# What you need to do
Below are the records; locate each line with the word "verification" and copy it.

--- Input ---

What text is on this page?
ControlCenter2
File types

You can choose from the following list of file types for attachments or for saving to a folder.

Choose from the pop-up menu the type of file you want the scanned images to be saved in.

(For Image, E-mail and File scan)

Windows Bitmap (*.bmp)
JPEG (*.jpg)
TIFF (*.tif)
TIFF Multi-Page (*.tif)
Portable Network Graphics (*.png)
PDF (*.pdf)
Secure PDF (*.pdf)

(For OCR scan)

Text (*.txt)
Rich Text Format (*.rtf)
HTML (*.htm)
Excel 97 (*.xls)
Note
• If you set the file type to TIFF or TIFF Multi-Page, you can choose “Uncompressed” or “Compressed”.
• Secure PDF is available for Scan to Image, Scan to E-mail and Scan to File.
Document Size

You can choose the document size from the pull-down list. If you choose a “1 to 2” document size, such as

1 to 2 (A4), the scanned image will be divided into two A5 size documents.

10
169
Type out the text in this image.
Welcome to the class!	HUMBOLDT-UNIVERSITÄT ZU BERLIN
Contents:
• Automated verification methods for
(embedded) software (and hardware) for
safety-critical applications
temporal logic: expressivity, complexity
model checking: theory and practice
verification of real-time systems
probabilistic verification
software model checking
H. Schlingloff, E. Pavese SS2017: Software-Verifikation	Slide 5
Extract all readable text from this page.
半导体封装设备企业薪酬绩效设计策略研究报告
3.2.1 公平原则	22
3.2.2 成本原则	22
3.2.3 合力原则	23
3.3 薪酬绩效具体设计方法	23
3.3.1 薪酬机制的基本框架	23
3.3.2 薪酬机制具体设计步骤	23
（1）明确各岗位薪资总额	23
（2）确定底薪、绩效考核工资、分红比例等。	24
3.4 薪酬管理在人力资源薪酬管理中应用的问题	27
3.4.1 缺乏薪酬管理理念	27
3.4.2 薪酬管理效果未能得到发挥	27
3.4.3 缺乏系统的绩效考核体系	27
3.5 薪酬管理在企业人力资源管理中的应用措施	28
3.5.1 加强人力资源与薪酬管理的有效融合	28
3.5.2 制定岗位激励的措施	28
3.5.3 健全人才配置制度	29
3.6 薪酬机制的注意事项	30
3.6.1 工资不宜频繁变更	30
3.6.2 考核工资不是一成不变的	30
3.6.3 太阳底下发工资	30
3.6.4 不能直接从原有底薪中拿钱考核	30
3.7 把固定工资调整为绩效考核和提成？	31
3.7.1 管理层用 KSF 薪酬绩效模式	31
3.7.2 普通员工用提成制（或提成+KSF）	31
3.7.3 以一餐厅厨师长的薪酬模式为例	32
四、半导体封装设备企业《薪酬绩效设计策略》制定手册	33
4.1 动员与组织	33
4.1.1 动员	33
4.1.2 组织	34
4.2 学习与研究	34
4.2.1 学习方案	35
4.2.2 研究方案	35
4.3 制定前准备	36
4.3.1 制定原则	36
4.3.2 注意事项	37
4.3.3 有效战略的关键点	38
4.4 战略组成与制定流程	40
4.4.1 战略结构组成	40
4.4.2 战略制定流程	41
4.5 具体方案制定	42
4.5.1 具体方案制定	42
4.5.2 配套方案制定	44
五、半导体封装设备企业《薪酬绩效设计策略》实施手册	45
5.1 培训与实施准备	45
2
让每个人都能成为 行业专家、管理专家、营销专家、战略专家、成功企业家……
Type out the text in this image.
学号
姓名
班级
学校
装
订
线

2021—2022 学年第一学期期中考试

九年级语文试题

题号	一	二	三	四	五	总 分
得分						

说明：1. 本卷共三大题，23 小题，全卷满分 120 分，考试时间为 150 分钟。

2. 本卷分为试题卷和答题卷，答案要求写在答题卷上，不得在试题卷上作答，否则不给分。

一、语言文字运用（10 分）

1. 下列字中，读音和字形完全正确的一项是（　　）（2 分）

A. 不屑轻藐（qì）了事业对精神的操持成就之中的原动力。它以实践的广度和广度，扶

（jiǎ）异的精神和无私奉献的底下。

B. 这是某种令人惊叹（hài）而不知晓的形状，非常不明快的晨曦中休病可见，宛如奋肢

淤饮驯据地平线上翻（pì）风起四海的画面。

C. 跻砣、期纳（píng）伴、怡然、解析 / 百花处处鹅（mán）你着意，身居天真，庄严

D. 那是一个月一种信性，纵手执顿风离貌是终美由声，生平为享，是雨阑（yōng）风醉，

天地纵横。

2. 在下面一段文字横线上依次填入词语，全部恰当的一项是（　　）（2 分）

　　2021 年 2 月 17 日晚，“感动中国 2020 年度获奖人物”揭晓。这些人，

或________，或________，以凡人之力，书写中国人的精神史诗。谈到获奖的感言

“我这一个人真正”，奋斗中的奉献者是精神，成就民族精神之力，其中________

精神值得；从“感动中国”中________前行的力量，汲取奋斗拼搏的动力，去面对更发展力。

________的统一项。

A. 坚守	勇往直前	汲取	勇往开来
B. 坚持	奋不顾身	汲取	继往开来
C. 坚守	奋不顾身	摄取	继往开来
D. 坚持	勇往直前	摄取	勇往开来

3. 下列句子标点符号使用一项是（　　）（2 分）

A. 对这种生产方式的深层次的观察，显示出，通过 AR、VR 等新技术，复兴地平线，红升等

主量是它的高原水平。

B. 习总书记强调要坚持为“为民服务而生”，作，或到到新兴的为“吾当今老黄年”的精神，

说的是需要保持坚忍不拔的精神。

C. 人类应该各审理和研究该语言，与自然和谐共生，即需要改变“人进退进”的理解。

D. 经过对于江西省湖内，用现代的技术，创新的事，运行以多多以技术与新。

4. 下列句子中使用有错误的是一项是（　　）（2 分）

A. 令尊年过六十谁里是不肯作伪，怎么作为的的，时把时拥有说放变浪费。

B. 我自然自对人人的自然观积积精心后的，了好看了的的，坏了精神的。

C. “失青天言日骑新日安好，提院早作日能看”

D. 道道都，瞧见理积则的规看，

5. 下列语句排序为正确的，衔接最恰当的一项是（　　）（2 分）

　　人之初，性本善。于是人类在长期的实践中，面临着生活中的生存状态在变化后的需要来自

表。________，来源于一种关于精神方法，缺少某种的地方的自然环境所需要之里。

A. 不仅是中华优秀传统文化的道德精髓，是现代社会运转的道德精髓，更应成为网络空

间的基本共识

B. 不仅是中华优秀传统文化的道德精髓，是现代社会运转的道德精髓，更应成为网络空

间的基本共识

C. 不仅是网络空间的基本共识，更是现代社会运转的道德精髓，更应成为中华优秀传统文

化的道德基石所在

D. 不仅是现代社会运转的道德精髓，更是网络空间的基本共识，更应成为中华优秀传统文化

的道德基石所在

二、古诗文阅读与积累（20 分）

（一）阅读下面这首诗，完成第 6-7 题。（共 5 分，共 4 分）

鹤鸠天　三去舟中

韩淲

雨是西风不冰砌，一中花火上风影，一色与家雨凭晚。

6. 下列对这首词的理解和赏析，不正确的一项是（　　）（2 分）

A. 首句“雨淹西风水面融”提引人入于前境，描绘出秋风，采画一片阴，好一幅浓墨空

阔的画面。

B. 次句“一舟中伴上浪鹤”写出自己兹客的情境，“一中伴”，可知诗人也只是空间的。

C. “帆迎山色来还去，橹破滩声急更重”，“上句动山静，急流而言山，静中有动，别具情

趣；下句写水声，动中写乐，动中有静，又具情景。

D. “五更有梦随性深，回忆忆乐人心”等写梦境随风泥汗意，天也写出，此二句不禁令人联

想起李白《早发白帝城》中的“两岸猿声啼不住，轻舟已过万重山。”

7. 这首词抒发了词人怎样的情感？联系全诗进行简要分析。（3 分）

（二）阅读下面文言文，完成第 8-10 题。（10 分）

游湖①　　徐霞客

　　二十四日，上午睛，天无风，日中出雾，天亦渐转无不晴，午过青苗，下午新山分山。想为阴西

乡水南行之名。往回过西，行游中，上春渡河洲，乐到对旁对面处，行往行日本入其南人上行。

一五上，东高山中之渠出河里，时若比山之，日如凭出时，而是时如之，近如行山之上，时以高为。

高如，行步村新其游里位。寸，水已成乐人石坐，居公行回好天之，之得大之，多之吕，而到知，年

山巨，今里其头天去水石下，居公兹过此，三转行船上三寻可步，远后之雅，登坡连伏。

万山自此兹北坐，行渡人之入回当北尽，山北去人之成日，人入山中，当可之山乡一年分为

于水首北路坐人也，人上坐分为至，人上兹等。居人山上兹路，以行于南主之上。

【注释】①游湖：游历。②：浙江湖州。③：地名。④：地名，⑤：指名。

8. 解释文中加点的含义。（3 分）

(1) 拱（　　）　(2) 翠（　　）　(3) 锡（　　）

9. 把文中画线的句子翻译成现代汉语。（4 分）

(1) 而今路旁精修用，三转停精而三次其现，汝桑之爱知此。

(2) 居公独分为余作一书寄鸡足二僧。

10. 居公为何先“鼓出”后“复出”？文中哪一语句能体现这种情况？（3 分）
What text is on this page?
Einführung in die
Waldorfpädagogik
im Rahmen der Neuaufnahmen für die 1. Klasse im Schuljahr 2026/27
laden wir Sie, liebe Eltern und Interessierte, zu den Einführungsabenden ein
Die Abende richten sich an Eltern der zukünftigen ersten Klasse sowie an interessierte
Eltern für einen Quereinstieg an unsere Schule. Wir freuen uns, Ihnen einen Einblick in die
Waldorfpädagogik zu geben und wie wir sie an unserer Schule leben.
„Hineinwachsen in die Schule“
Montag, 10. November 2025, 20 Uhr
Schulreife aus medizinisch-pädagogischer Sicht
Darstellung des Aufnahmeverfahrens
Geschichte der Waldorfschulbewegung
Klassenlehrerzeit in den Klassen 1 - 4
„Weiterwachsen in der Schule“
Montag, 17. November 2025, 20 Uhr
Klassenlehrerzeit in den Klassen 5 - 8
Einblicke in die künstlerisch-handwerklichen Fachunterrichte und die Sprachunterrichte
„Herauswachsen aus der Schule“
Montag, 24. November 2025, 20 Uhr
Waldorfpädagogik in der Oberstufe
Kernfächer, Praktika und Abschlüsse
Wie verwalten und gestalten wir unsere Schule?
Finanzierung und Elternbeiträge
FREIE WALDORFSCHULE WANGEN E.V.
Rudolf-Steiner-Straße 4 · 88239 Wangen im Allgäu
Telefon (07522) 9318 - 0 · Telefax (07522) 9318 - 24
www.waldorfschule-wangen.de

---

# Exercise result
• Automated verification methods for
verification of real-time systems
probabilistic verification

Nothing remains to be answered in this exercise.